_Records for this exercise_
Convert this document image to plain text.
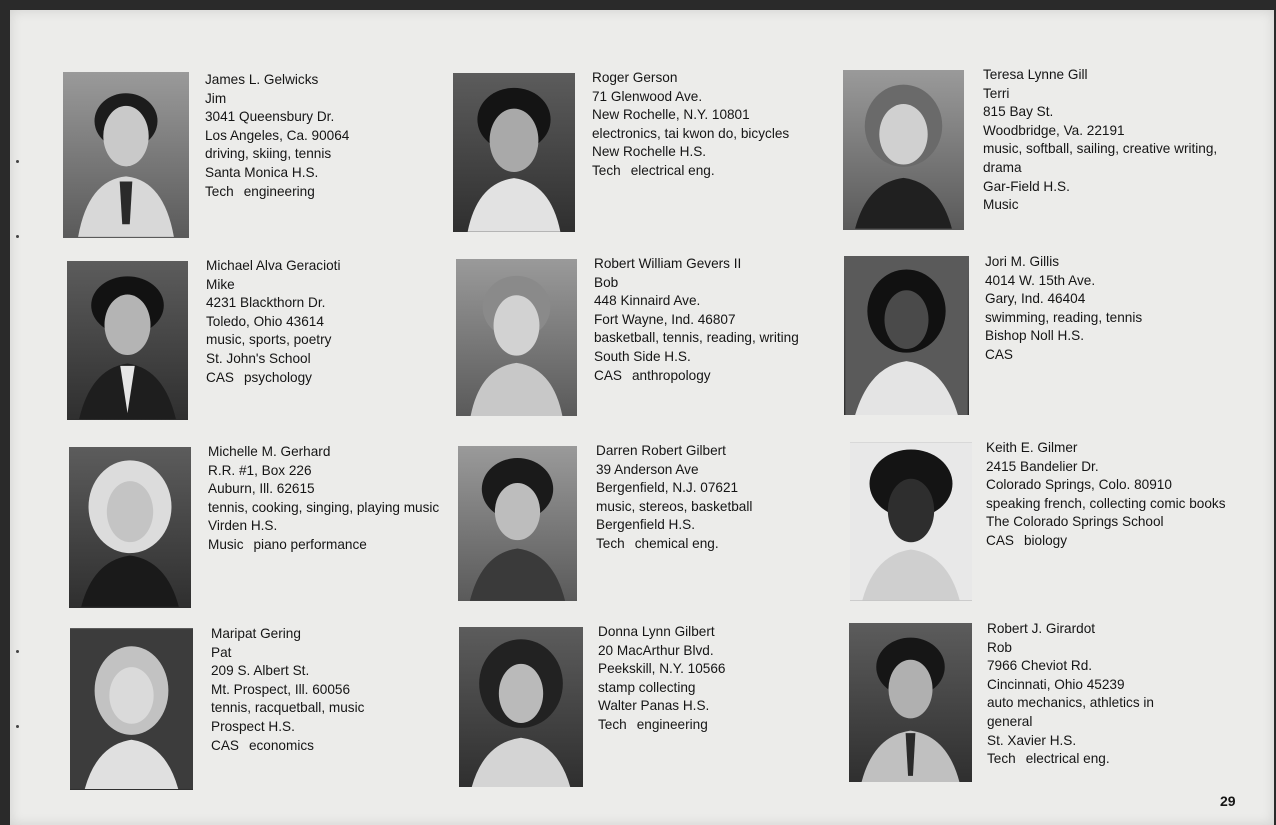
James L. Gelwicks
Jim
3041 Queensbury Dr.
Los Angeles, Ca. 90064
driving, skiing, tennis
Santa Monica H.S.
Tech engineering
Roger Gerson
71 Glenwood Ave.
New Rochelle, N.Y. 10801
electronics, tai kwon do, bicycles
New Rochelle H.S.
Tech electrical eng.
Teresa Lynne Gill
Terri
815 Bay St.
Woodbridge, Va. 22191
music, softball, sailing, creative writing, drama
Gar-Field H.S.
Music
Michael Alva Geracioti
Mike
4231 Blackthorn Dr.
Toledo, Ohio 43614
music, sports, poetry
St. John's School
CAS psychology
Robert William Gevers II
Bob
448 Kinnaird Ave.
Fort Wayne, Ind. 46807
basketball, tennis, reading, writing
South Side H.S.
CAS anthropology
Jori M. Gillis
4014 W. 15th Ave.
Gary, Ind. 46404
swimming, reading, tennis
Bishop Noll H.S.
CAS
Michelle M. Gerhard
R.R. #1, Box 226
Auburn, Ill. 62615
tennis, cooking, singing, playing music
Virden H.S.
Music piano performance
Darren Robert Gilbert
39 Anderson Ave
Bergenfield, N.J. 07621
music, stereos, basketball
Bergenfield H.S.
Tech chemical eng.
Keith E. Gilmer
2415 Bandelier Dr.
Colorado Springs, Colo. 80910
speaking french, collecting comic books
The Colorado Springs School
CAS biology
Maripat Gering
Pat
209 S. Albert St.
Mt. Prospect, Ill. 60056
tennis, racquetball, music
Prospect H.S.
CAS economics
Donna Lynn Gilbert
20 MacArthur Blvd.
Peekskill, N.Y. 10566
stamp collecting
Walter Panas H.S.
Tech engineering
Robert J. Girardot
Rob
7966 Cheviot Rd.
Cincinnati, Ohio 45239
auto mechanics, athletics in general
St. Xavier H.S.
Tech electrical eng.
29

_Task objective_
Where a line above holds the string "Springs", show that line.

_Solution for this exercise_
Colorado Springs, Colo. 80910
The Colorado Springs School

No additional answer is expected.